## Brief
Give the material starting at the line containing "What elements are" and ending at the line containing "nav-profile[interactable]: Profile <box>864" as a JSON list of strings, one per line, with blank lines left out.

* begin Recorded data *

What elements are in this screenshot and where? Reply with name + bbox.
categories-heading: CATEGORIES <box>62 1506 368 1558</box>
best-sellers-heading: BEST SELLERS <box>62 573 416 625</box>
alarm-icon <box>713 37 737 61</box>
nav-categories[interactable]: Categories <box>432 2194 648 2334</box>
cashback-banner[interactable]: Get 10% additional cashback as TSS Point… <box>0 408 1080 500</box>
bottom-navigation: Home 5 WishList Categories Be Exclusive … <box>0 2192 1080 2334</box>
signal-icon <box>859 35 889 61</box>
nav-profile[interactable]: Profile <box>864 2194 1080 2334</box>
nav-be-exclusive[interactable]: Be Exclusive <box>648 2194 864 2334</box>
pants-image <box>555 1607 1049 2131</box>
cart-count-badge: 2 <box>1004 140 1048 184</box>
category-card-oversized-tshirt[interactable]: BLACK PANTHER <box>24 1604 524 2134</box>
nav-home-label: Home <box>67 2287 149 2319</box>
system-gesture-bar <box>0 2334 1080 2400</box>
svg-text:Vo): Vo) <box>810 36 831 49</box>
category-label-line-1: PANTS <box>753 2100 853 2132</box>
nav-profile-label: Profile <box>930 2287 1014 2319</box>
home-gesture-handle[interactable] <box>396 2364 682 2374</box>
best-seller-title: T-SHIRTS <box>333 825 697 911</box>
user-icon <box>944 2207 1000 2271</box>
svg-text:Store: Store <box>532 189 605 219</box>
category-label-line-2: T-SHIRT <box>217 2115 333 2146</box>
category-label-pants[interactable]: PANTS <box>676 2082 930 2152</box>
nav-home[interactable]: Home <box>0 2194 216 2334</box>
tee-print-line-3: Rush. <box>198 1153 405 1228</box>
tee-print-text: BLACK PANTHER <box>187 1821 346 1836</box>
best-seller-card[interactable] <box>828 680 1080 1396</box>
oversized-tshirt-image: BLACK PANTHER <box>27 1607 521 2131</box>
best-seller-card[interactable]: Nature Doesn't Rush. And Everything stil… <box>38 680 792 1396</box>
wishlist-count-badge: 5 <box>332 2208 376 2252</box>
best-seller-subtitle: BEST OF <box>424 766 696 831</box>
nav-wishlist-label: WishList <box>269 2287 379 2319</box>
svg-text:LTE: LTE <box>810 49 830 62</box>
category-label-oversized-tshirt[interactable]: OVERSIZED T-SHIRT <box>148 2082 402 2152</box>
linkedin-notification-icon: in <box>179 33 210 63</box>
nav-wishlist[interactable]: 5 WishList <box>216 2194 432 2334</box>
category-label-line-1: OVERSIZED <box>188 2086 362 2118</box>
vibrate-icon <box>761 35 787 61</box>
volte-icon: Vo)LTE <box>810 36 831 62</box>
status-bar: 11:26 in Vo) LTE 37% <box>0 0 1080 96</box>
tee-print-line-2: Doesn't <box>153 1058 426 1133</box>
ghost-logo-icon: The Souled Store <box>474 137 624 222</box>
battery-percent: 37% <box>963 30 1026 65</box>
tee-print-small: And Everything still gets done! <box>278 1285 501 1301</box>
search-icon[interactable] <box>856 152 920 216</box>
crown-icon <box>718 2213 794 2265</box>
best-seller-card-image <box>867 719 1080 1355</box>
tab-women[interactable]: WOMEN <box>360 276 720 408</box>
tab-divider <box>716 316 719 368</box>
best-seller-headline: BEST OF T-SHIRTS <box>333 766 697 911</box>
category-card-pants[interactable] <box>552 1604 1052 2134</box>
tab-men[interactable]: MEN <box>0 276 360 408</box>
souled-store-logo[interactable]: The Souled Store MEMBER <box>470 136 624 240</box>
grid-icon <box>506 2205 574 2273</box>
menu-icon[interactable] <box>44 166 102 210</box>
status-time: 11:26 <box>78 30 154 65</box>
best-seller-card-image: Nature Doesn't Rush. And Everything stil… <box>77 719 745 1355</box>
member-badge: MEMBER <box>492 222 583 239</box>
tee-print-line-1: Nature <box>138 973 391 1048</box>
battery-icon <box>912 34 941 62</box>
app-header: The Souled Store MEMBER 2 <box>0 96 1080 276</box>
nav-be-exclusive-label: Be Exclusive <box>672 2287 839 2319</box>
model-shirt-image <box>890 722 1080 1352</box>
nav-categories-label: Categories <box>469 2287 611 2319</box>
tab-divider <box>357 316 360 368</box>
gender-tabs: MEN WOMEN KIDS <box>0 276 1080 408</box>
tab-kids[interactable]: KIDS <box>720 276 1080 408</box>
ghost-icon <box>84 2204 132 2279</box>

* end Recorded data *
* begin Recorded data *

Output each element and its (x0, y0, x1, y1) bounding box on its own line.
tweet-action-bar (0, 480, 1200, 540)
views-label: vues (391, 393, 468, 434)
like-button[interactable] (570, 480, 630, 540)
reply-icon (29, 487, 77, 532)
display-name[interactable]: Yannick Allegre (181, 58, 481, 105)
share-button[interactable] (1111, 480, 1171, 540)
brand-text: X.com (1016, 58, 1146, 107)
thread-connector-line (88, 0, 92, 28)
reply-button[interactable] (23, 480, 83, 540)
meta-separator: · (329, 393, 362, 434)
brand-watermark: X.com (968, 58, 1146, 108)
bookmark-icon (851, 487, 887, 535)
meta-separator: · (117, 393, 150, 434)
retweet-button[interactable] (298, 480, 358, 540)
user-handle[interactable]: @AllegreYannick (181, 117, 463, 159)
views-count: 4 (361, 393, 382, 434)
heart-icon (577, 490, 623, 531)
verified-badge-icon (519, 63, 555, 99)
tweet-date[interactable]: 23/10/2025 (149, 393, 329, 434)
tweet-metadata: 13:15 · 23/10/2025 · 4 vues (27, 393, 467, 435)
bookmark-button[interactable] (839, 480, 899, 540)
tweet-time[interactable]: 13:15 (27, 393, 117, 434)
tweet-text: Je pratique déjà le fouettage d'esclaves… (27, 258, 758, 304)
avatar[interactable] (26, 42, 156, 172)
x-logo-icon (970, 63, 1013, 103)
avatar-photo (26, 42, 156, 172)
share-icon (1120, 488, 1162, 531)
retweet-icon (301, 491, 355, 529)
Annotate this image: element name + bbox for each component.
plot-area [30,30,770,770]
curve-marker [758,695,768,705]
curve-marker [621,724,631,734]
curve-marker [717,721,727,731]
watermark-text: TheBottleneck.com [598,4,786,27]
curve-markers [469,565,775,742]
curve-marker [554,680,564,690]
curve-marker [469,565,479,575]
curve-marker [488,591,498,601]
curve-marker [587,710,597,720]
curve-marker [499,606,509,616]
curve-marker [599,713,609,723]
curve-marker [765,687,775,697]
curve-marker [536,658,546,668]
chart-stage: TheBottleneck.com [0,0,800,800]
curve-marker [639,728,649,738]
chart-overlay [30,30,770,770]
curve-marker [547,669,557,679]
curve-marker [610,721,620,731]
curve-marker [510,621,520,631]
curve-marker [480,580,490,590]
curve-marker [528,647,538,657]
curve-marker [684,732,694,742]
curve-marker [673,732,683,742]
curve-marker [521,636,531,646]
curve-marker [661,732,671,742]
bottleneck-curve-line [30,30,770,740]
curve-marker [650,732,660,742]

* end Recorded data *

## Answer below
[
  "What elements are in this screenshot and where? Reply with name + bbox.",
  "categories-heading: CATEGORIES <box>62 1506 368 1558</box>",
  "best-sellers-heading: BEST SELLERS <box>62 573 416 625</box>",
  "alarm-icon <box>713 37 737 61</box>",
  "nav-categories[interactable]: Categories <box>432 2194 648 2334</box>",
  "cashback-banner[interactable]: Get 10% additional cashback as TSS Point… <box>0 408 1080 500</box>",
  "bottom-navigation: Home 5 WishList Categories Be Exclusive … <box>0 2192 1080 2334</box>",
  "signal-icon <box>859 35 889 61</box>",
  "nav-profile[interactable]: Profile <box>864 2194 1080 2334</box>"
]